_Instruction_
Reproduce each row below word for word, changing nothing.

_Records to process_
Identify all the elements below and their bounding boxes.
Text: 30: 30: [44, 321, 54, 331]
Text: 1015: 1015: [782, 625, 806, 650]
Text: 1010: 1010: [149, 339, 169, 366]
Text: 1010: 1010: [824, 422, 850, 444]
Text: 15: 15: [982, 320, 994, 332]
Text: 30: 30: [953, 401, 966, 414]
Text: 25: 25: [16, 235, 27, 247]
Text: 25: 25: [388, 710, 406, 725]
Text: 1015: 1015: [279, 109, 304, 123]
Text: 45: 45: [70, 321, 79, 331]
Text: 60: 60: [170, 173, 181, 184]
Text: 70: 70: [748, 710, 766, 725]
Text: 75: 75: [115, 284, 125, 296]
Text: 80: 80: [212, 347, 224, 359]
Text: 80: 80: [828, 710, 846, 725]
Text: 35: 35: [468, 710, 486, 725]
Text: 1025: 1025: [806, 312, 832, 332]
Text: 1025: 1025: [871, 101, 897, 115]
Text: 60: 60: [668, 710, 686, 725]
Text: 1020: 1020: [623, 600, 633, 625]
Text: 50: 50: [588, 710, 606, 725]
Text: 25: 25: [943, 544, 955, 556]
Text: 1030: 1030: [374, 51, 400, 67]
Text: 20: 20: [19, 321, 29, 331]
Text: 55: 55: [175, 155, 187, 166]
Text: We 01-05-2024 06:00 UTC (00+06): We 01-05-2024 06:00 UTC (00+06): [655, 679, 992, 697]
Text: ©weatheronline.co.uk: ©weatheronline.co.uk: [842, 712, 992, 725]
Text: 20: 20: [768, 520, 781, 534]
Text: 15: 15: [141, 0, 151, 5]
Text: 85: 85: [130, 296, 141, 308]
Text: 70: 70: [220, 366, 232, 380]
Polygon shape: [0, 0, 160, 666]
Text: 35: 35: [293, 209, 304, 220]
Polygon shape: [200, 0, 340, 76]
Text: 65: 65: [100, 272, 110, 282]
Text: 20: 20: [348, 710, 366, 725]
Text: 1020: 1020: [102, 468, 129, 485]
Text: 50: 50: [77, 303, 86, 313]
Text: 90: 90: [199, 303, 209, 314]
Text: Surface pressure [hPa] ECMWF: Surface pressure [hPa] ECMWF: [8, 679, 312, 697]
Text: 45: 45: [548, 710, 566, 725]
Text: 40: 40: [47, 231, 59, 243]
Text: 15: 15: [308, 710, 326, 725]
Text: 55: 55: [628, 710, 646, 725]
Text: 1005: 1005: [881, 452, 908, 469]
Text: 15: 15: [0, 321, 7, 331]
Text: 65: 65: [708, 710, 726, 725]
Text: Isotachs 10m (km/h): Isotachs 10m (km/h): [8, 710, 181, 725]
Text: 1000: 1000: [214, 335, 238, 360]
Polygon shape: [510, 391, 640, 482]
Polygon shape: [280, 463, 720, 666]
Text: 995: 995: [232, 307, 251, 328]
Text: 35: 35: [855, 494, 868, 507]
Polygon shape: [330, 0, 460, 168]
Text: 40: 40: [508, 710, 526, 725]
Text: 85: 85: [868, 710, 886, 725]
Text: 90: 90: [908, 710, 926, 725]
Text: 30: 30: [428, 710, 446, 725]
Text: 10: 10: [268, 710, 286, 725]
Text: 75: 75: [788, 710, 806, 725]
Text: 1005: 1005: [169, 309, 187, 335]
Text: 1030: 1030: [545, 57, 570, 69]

_The output_
Identify all the elements below and their bounding boxes.
Text: 30: 30: [44, 321, 54, 331]
Text: 1015: 1015: [782, 625, 806, 650]
Text: 1010: 1010: [149, 339, 169, 366]
Text: 1010: 1010: [824, 422, 850, 444]
Text: 15: 15: [982, 320, 994, 332]
Text: 30: 30: [953, 401, 966, 414]
Text: 25: 25: [16, 235, 27, 247]
Text: 25: 25: [388, 710, 406, 725]
Text: 1015: 1015: [279, 109, 304, 123]
Text: 45: 45: [70, 321, 79, 331]
Text: 60: 60: [170, 173, 181, 184]
Text: 70: 70: [748, 710, 766, 725]
Text: 75: 75: [115, 284, 125, 296]
Text: 80: 80: [212, 347, 224, 359]
Text: 80: 80: [828, 710, 846, 725]
Text: 35: 35: [468, 710, 486, 725]
Text: 1025: 1025: [806, 312, 832, 332]
Text: 1025: 1025: [871, 101, 897, 115]
Text: 60: 60: [668, 710, 686, 725]
Text: 1020: 1020: [623, 600, 633, 625]
Text: 50: 50: [588, 710, 606, 725]
Text: 25: 25: [943, 544, 955, 556]
Text: 1030: 1030: [374, 51, 400, 67]
Text: 20: 20: [19, 321, 29, 331]
Text: 55: 55: [175, 155, 187, 166]
Text: We 01-05-2024 06:00 UTC (00+06): We 01-05-2024 06:00 UTC (00+06): [655, 679, 992, 697]
Text: ©weatheronline.co.uk: ©weatheronline.co.uk: [842, 712, 992, 725]
Text: 20: 20: [768, 520, 781, 534]
Text: 15: 15: [141, 0, 151, 5]
Text: 85: 85: [130, 296, 141, 308]
Text: 70: 70: [220, 366, 232, 380]
Polygon shape: [0, 0, 160, 666]
Text: 35: 35: [293, 209, 304, 220]
Polygon shape: [200, 0, 340, 76]
Text: 65: 65: [100, 272, 110, 282]
Text: 20: 20: [348, 710, 366, 725]
Text: 1020: 1020: [102, 468, 129, 485]
Text: 50: 50: [77, 303, 86, 313]
Text: 90: 90: [199, 303, 209, 314]
Text: Surface pressure [hPa] ECMWF: Surface pressure [hPa] ECMWF: [8, 679, 312, 697]
Text: 45: 45: [548, 710, 566, 725]
Text: 40: 40: [47, 231, 59, 243]
Text: 15: 15: [308, 710, 326, 725]
Text: 55: 55: [628, 710, 646, 725]
Text: 1005: 1005: [881, 452, 908, 469]
Text: 15: 15: [0, 321, 7, 331]
Text: 65: 65: [708, 710, 726, 725]
Text: Isotachs 10m (km/h): Isotachs 10m (km/h): [8, 710, 181, 725]
Text: 1000: 1000: [214, 335, 238, 360]
Polygon shape: [510, 391, 640, 482]
Polygon shape: [280, 463, 720, 666]
Text: 995: 995: [232, 307, 251, 328]
Text: 35: 35: [855, 494, 868, 507]
Polygon shape: [330, 0, 460, 168]
Text: 40: 40: [508, 710, 526, 725]
Text: 85: 85: [868, 710, 886, 725]
Text: 90: 90: [908, 710, 926, 725]
Text: 30: 30: [428, 710, 446, 725]
Text: 10: 10: [268, 710, 286, 725]
Text: 75: 75: [788, 710, 806, 725]
Text: 1005: 1005: [169, 309, 187, 335]
Text: 1030: 1030: [545, 57, 570, 69]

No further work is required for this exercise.